WRITTEN INSTRUCTION - Work through the data line by line, gathering every line that has the word "liniyasi".
PROVIDED ENTRIES start
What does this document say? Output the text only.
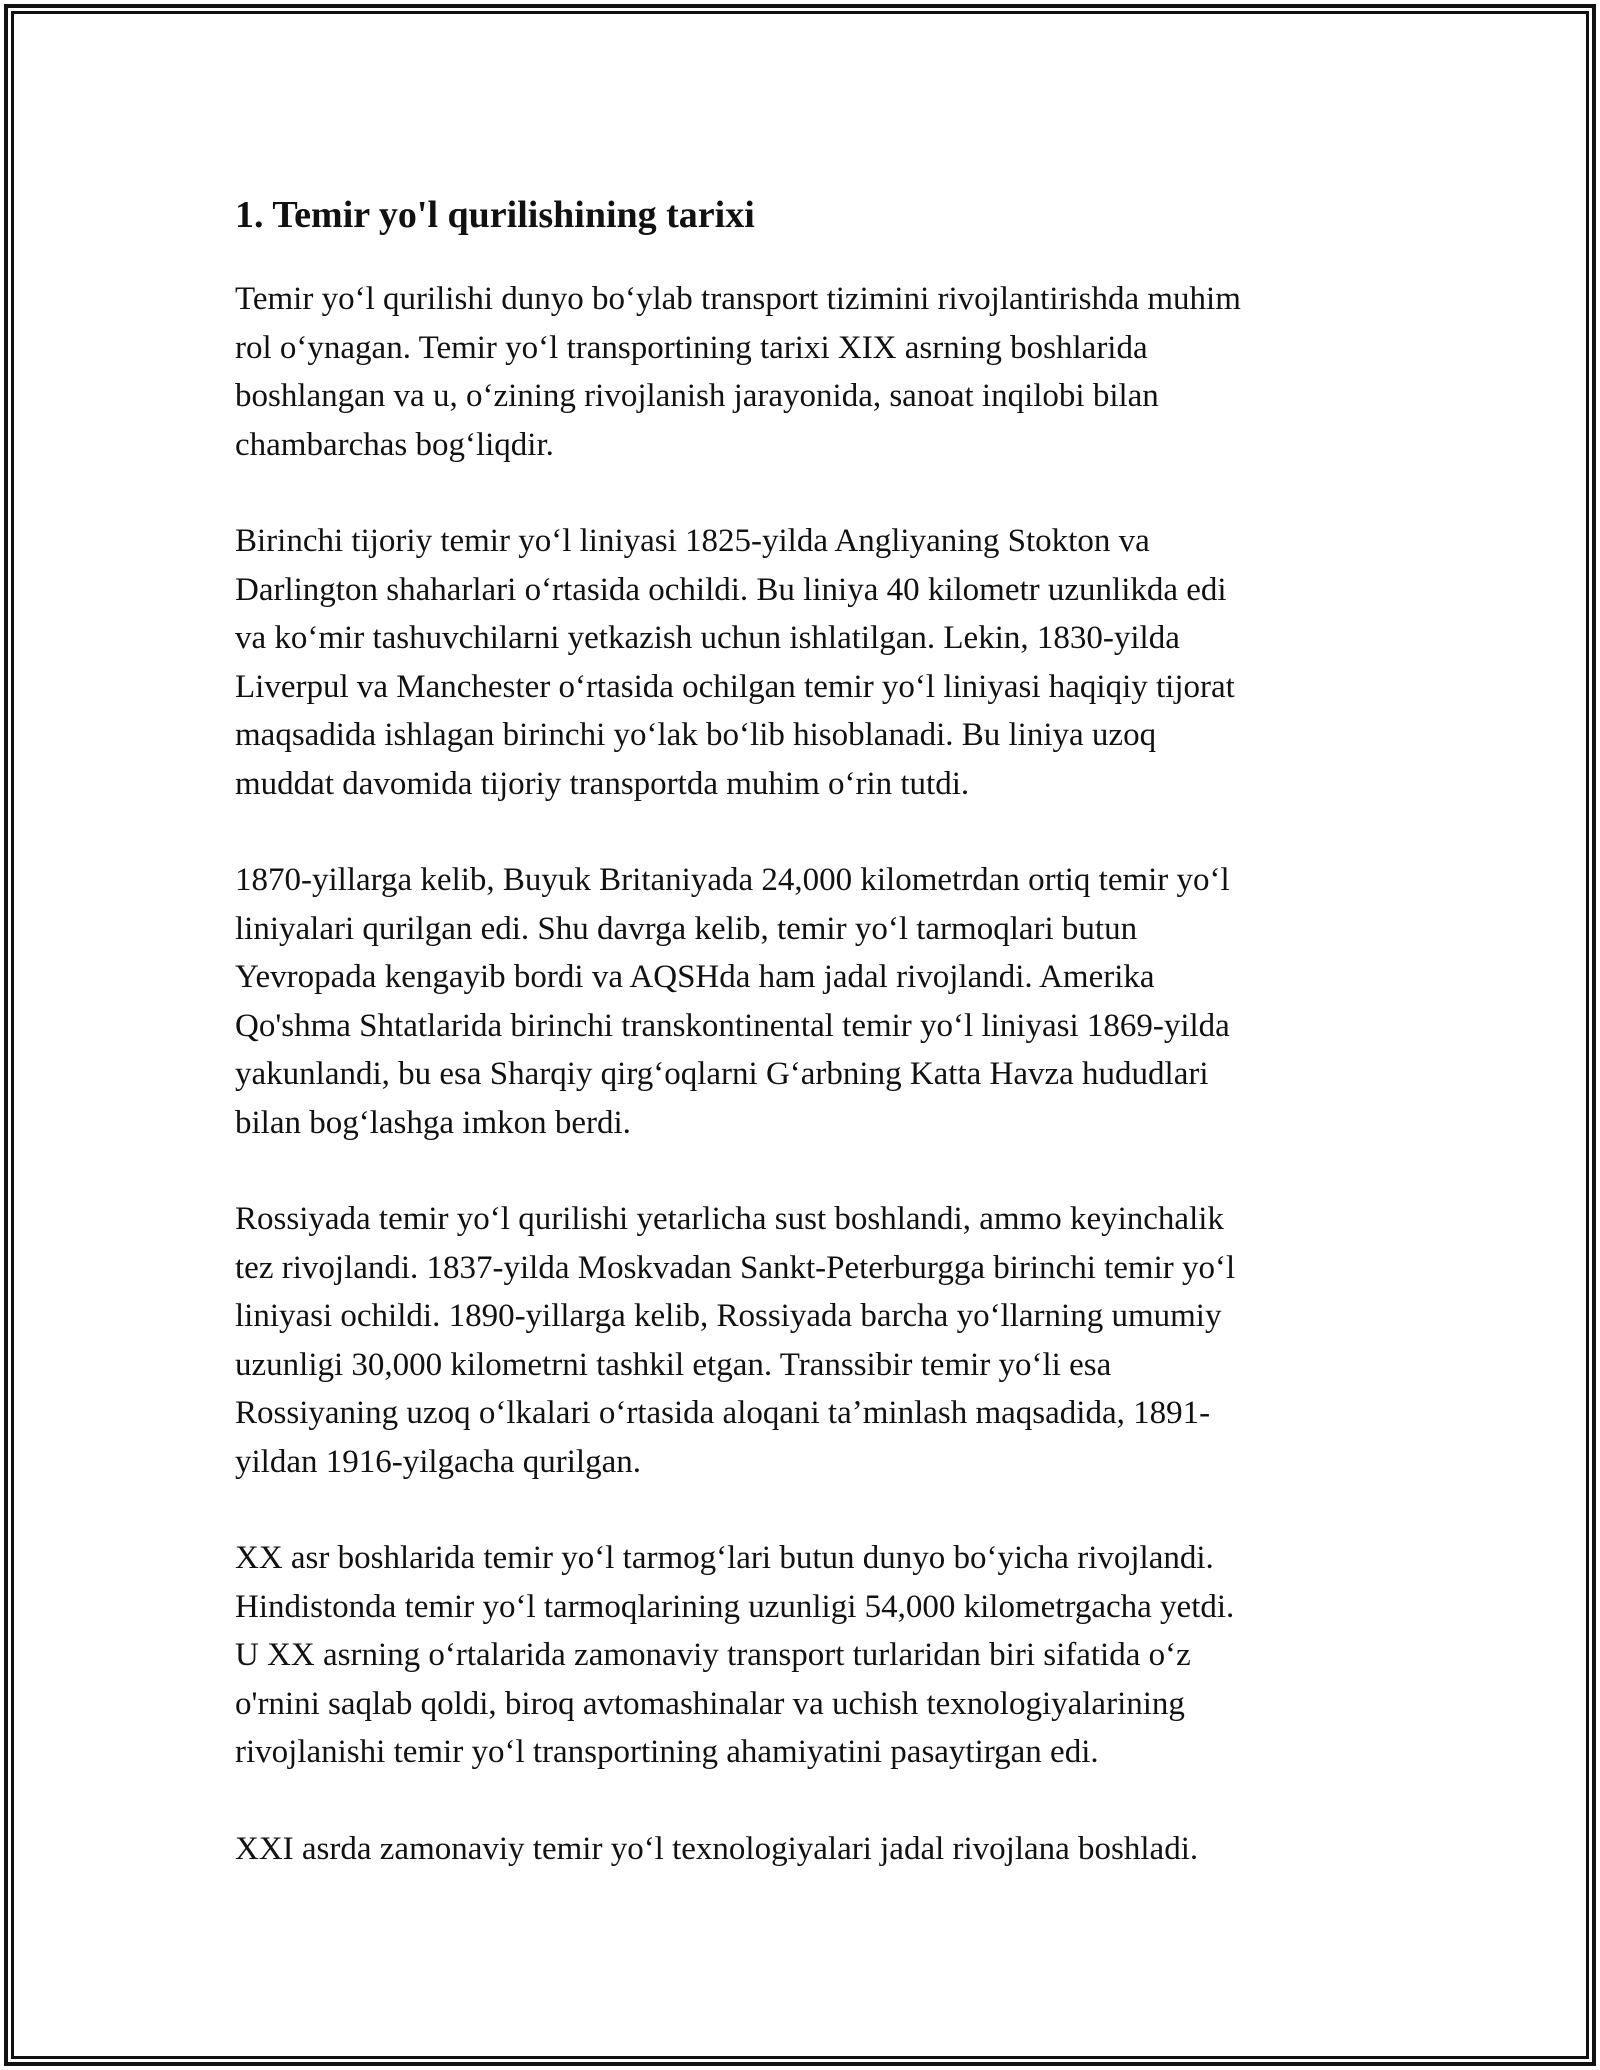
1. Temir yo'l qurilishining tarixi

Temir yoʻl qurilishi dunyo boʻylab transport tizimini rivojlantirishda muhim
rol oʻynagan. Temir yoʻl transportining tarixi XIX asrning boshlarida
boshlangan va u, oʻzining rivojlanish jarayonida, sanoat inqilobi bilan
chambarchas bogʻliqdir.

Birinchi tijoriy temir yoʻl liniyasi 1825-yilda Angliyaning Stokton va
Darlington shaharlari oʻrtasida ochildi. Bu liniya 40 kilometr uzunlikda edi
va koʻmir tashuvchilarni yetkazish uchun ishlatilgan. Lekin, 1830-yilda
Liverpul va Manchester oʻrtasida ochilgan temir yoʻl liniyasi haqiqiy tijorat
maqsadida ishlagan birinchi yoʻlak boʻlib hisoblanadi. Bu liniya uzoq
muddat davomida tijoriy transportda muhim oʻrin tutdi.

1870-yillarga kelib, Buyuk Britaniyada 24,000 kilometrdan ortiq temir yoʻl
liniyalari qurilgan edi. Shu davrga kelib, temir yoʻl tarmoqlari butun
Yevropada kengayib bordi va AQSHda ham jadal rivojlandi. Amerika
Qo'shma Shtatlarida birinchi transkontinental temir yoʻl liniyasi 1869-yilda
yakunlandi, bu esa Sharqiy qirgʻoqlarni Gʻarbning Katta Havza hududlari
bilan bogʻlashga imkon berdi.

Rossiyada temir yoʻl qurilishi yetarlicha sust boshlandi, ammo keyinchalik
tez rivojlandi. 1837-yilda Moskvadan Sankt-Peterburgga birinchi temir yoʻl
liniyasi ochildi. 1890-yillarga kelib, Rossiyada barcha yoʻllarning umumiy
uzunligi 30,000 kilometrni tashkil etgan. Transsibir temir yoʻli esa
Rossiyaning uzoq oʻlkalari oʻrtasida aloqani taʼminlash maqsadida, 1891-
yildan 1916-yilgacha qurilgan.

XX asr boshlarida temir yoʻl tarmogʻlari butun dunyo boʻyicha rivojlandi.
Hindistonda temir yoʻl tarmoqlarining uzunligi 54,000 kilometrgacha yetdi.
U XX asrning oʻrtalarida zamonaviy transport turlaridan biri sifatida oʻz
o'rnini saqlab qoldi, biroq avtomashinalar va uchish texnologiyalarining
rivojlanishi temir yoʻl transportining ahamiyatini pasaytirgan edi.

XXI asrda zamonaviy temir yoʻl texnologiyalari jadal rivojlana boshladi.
PROVIDED ENTRIES end
REPLY -
Birinchi tijoriy temir yoʻl liniyasi 1825-yilda Angliyaning Stokton va
Liverpul va Manchester oʻrtasida ochilgan temir yoʻl liniyasi haqiqiy tijorat
Qo'shma Shtatlarida birinchi transkontinental temir yoʻl liniyasi 1869-yilda
liniyasi ochildi. 1890-yillarga kelib, Rossiyada barcha yoʻllarning umumiy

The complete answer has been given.